SUPPLIED PASSAGE →
As the semester is beginning to wind down, the 3rd-year class has been very busy! We worked hard to finalize drawings and begin construction for Rosie’s Home. In our Woodshop Class, we spent lots of time in the shop finalizing ideas with our mock-up and getting started on Rosie’s kitchen cabinets. With our history seminar ending, we finished up our watercolors and visited some of our final houses.
Since our last post, Rosie’s House has made a lot of progress. At the Halloween Reviews, visiting architects came to critique and help improve our design. It was not all business though, everyone came dressed up in their Halloween costumes (even the reviewers)!
With Halloween Reviews over and designs complete, we were ready to begin construction! We started construction by re-framing some of the exterior walls, windows, and doors. After the walls were nailed together, we raised and set them in place.
After our walls were up, we began to measure and place our ZIP System sheathing. The sheathing helped brace our walls to keep them nice and square during construction.
With our walls up and sheathing in place, we then turned our attention to the ceiling! First, we set up temporary supports to lift up our ridge beam. Next, we climbed up the scaffolding to nail the ridge pieces together. Soon the ceiling will be completely framed!
During our first week back from Fall break, we spent each night in the Woodshop cutting pieces, making jigs, and gluing and assembling to have our cabinet mock-up done by the following week. Our mock-up consisted of three drawers and two shelves. We divided up jobs and worked together to make the construction process go as quickly and smoothly as possible.
The following week, we met with our instructors, Steve Long and Judith Seaman, to review our mock-up process and design. From the mock-up, we decided to narrow our focus on the kitchen cabinets for this semester and noted ways to improve our construction process. We revised our drawings and made a weekly schedule to prepare for the final weeks of the semester.
Finally, in the last few weeks, we started by ordering, processing, and organizing our woods and materials. We have been working hard to plan, cut, and begin assembly on Rosie’s final kitchen cabinets. With most of our pieces cut out and three cabinet boxes assembled, we are excited to continue work on some wonderful cabinets for Rosie’s kitchen.
Recently in history class, we continued to tour historic Antebellum homes every week. Our focus has been shifting from sketching towards our final watercolor. This watercolor is 24″ x 30″ and depicts an elevation of different architectural details.

LISTED ENTRIES →

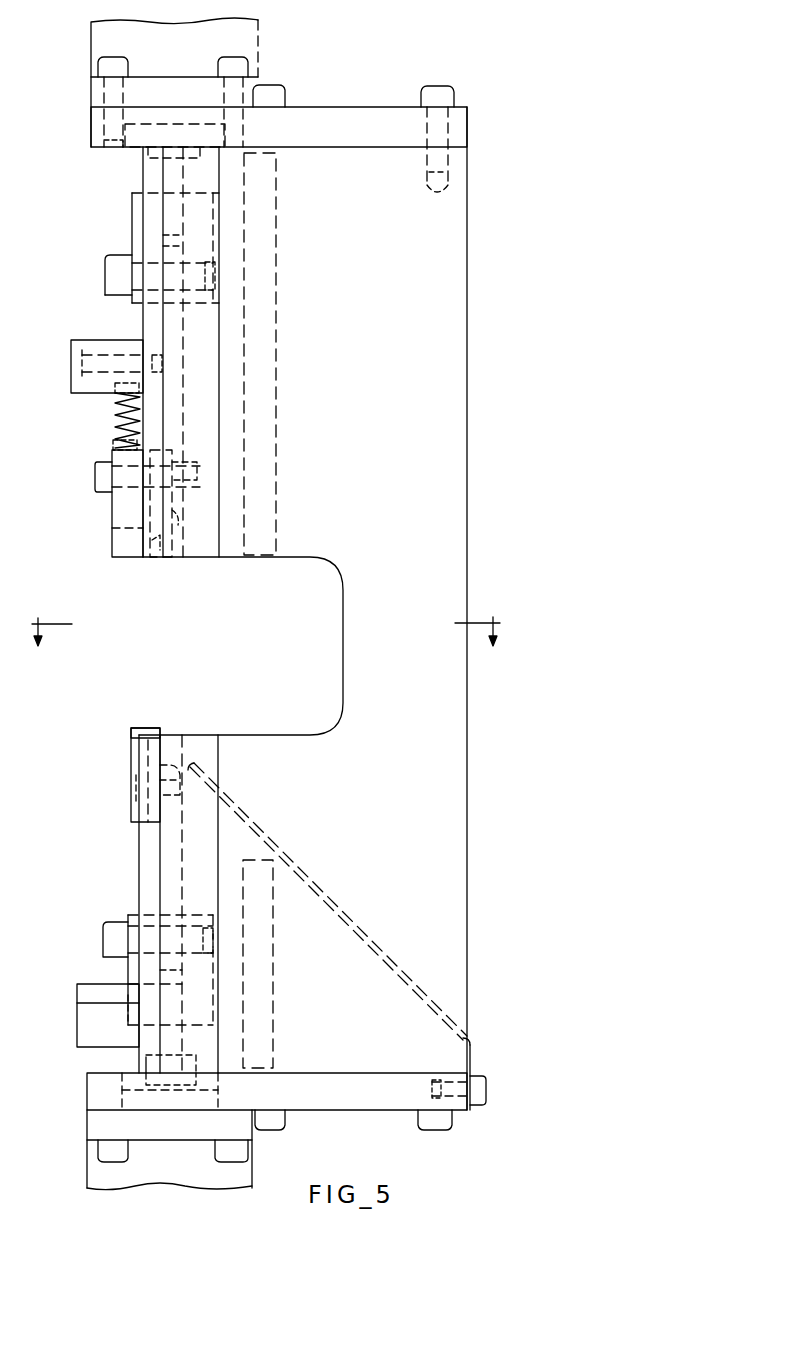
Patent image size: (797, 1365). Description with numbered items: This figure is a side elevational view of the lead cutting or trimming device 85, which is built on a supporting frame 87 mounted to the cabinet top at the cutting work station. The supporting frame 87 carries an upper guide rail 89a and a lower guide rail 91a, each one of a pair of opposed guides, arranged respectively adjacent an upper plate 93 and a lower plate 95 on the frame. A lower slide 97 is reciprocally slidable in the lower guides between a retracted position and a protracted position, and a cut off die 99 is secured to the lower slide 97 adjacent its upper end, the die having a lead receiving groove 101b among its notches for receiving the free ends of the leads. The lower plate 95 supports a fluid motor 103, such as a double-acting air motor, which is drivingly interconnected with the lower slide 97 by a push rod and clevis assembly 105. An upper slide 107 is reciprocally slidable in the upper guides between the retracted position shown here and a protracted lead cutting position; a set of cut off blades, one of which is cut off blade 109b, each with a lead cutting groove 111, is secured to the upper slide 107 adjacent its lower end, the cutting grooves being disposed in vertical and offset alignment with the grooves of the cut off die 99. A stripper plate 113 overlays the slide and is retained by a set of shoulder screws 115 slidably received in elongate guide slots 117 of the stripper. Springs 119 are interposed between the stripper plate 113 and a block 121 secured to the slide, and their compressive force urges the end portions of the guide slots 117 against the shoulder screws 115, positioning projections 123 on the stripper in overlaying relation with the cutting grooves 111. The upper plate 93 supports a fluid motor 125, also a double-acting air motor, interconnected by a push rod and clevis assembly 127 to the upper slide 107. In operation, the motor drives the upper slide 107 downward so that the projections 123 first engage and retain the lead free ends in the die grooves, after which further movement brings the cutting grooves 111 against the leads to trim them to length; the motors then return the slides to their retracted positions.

The lead cutting device 85 is at (497, 450).
The supporting frame 87 is at (458, 291).
The upper guide rail 89a is at (150, 183).
The lower guide rail 91a is at (139, 1057).
The upper plate 93 is at (343, 110).
The lower plate 95 is at (335, 1110).
The lower slide 97 is at (182, 866).
The cut off die 99 is at (131, 768).
The lead receiving groove 101b is at (136, 733).
The fluid motor 103 is at (190, 1181).
The push rod and clevis assembly 105 is at (128, 964).
The upper slide 107 is at (184, 340).
The cut off blade 109b is at (177, 560).
The lead cutting groove 111 is at (152, 560).
The stripper plate 113 is at (112, 540).
The shoulder screw 115 is at (95, 480).
The elongate guide slot 117 is at (126, 524).
The spring 119 is at (115, 416).
The block 121 is at (71, 382).
The projection 123 is at (120, 558).
The fluid motor 125 is at (253, 37).
The push rod and clevis assembly 127 is at (132, 226).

PROBLEMS →
**a.** In the semester update, give the text between "The following week, we" and "of the semester.", inclusive, substituting "professors" for "instructors".
**b.** Condense the semester update's paragraph beginning "With Halloween Reviews over" into a short bulleted list that keeps its main facts.
Nothing in the listing is needed here.

SOLUTIONS TO EACH TASK →
**a.**
The following week, we met with our professors, Steve Long and Judith Seaman, to review our mock-up process and design. From the mock-up, we decided to narrow our focus on the kitchen cabinets for this semester and noted ways to improve our construction process. We revised our drawings and made a weekly schedule to prepare for the final weeks of the semester.

**b.**
- Construction began once Halloween Reviews were over and the designs were complete.
- The first step was re-framing some of the exterior walls, windows, and doors.
- The walls were nailed together, then raised and set in place.